_DOCUMENT TEXT_
^^^^^^^^^^^^^^^^

# Duel #2



## Verbal (Jan 5, 2006)

Here's the link to the voting thread

http://www.thephotoforum.com/forum/s...ad.php?t=38594

Okay, here it goes... you have one hour from this minute to take five pictures, one from each category.  You will have a ten minute grace period, in case of uploading problems.

The categories are:

-Instruments/music
-Computers (anything related)
-Books
-Bathroom accesories
-Stationary/office supplies (pens, pencils, paper, stamps, staples, etc.)

When you have your pictures, upload them and post them in this thread.  
Good luck, and happy dueling!


----------



## Verbal (Jan 5, 2006)

BUMP!  No one's even looked, so y'all better hurry up...


----------



## darin3200 (Jan 5, 2006)

I see it! Let's do this thing!


----------



## Verbal (Jan 5, 2006)

I hope people found this, lol... message me or post if you found it late, and we'll extend the time limit a little bit.  This isn't exactly set in stone. =P


----------



## FlightShadow (Jan 5, 2006)

dangit only 40 minutes left *hurry hurry*

I was off un-clogging a toilet before I looked at this thread... I missed the best shot for that category!  Mabye I can clog it again.......


----------



## Alexandra (Jan 5, 2006)

i saw it... actually i'm already pretty done, i'll see what the pics look like on screen and i'll probably need to reshoot.

I just can't wait to see what everybody comes up with!


----------



## Peanuts (Jan 5, 2006)

Having fun everyone


----------



## Alexandra (Jan 5, 2006)

yeah, baby


----------



## jcharcalla (Jan 5, 2006)

Ok this is way harder than I had expected it to be!


----------



## Verbal (Jan 5, 2006)

I'm torn between two shots for the book category!  UGH!!! eeny meeny miney mo...


----------



## darin3200 (Jan 5, 2006)

Done with pics, now just some post-processing


----------



## PlasticSpanner (Jan 5, 2006)

^^^^^^^^^^^^^^^^

_DATA EXTRACT_
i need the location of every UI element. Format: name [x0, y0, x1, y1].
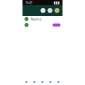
staticText: 9:41 — [26, 0, 32, 5]
staticText: Name — [30, 16, 42, 22]
staticText: ▮▮▮ — [54, 0, 60, 5]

^^^^^^^^^^^^^^^^

_DIRECTIONS_
• 1. Rewrite the photo duel thread starting at "Okay, here it" and ending at "and happy dueling!", with "pictures" replaced by "photos".
• 2. In the photo duel thread, why does the hour-long time limit come with a ten minute grace period?

_SOLUTIONS TO THE EXERCISE_
• 1.
Okay, here it goes... you have one hour from this minute to take five photos, one from each category.  You will have a ten minute grace period, in case of uploading problems.

The categories are:

-Instruments/music
-Computers (anything related)
-Books
-Bathroom accesories
-Stationary/office supplies (pens, pencils, paper, stamps, staples, etc.)

When you have your photos, upload them and post them in this thread.  
Good luck, and happy dueling!

• 2. The ten minute grace period is there in case participants have problems uploading their pictures.